Records for this exercise

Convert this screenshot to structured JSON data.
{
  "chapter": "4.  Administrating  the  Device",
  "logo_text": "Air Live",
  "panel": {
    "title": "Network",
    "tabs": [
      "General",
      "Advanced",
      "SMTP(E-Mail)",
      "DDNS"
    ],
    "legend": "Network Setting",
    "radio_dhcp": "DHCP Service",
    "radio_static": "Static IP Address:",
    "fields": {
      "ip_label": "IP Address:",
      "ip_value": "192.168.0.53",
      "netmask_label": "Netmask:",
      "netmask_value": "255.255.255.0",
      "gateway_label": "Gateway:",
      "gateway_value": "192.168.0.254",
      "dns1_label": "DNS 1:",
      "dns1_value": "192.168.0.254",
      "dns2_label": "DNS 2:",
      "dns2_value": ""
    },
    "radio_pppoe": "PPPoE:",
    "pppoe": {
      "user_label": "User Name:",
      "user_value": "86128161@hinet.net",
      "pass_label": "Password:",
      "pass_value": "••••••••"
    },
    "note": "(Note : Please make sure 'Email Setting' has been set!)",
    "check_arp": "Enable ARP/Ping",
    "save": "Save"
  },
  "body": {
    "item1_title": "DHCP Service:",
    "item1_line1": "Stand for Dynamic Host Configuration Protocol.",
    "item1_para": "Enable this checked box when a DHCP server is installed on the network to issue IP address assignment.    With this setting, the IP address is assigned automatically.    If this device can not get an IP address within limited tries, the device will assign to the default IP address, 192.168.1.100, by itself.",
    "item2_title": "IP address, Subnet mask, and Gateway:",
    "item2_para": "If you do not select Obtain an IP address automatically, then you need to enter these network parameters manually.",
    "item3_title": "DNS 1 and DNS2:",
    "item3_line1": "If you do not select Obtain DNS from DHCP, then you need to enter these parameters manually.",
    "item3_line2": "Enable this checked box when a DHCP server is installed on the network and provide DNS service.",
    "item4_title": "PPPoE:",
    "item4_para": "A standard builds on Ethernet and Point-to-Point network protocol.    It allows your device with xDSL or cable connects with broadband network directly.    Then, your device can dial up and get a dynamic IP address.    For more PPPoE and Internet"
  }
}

Instructions to follow
Return the whole listing exactly, with every line included.

Answer to this problem
Convert this screenshot to structured JSON data.
{
  "chapter": "4.  Administrating  the  Device",
  "logo_text": "Air Live",
  "panel": {
    "title": "Network",
    "tabs": [
      "General",
      "Advanced",
      "SMTP(E-Mail)",
      "DDNS"
    ],
    "legend": "Network Setting",
    "radio_dhcp": "DHCP Service",
    "radio_static": "Static IP Address:",
    "fields": {
      "ip_label": "IP Address:",
      "ip_value": "192.168.0.53",
      "netmask_label": "Netmask:",
      "netmask_value": "255.255.255.0",
      "gateway_label": "Gateway:",
      "gateway_value": "192.168.0.254",
      "dns1_label": "DNS 1:",
      "dns1_value": "192.168.0.254",
      "dns2_label": "DNS 2:",
      "dns2_value": ""
    },
    "radio_pppoe": "PPPoE:",
    "pppoe": {
      "user_label": "User Name:",
      "user_value": "86128161@hinet.net",
      "pass_label": "Password:",
      "pass_value": "••••••••"
    },
    "note": "(Note : Please make sure 'Email Setting' has been set!)",
    "check_arp": "Enable ARP/Ping",
    "save": "Save"
  },
  "body": {
    "item1_title": "DHCP Service:",
    "item1_line1": "Stand for Dynamic Host Configuration Protocol.",
    "item1_para": "Enable this checked box when a DHCP server is installed on the network to issue IP address assignment.    With this setting, the IP address is assigned automatically.    If this device can not get an IP address within limited tries, the device will assign to the default IP address, 192.168.1.100, by itself.",
    "item2_title": "IP address, Subnet mask, and Gateway:",
    "item2_para": "If you do not select Obtain an IP address automatically, then you need to enter these network parameters manually.",
    "item3_title": "DNS 1 and DNS2:",
    "item3_line1": "If you do not select Obtain DNS from DHCP, then you need to enter these parameters manually.",
    "item3_line2": "Enable this checked box when a DHCP server is installed on the network and provide DNS service.",
    "item4_title": "PPPoE:",
    "item4_para": "A standard builds on Ethernet and Point-to-Point network protocol.    It allows your device with xDSL or cable connects with broadband network directly.    Then, your device can dial up and get a dynamic IP address.    For more PPPoE and Internet"
  }
}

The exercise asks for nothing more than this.